**TASK OBJECTIVE:**
Find the lines that hold the word "夕日欲颓" and return them.

**RECORDS TO USE:**
☆ ☆ ☆ ☆ ☆

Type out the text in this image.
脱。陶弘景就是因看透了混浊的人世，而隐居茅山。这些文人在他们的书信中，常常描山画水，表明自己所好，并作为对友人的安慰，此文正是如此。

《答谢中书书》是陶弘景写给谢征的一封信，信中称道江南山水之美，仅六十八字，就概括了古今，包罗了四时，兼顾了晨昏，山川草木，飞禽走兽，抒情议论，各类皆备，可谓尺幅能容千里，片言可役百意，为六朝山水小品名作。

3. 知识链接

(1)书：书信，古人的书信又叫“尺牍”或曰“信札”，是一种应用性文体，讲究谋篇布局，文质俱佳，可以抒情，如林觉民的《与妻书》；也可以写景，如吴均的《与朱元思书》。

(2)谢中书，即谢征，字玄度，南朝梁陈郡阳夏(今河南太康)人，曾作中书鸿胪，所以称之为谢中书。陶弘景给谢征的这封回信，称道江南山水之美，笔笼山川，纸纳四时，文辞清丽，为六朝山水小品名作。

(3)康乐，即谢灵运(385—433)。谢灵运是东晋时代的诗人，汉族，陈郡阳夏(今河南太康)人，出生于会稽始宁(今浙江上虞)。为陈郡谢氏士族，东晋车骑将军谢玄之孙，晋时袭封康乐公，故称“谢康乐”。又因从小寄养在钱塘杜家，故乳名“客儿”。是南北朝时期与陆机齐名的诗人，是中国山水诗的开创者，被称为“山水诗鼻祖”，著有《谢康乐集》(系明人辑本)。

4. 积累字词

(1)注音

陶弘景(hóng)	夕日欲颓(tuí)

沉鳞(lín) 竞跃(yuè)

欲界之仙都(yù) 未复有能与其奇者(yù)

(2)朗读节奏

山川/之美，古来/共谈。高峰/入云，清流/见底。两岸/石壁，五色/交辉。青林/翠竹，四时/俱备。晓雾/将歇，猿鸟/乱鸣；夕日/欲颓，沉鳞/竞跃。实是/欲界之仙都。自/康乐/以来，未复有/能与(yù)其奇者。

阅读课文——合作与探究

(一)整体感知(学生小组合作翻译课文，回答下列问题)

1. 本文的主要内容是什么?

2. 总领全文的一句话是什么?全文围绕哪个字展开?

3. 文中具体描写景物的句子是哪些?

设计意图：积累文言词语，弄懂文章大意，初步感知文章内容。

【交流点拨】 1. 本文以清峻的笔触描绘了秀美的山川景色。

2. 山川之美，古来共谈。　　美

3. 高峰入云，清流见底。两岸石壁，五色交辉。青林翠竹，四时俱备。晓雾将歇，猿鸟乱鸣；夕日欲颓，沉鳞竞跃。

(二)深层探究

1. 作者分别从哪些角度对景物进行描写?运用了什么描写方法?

☆ ☆ ☆ ☆ ☆

**REPLY TO THE TASK:**
陶弘景(hóng)	夕日欲颓(tuí)
3. 高峰入云，清流见底。两岸石壁，五色交辉。青林翠竹，四时俱备。晓雾将歇，猿鸟乱鸣；夕日欲颓，沉鳞竞跃。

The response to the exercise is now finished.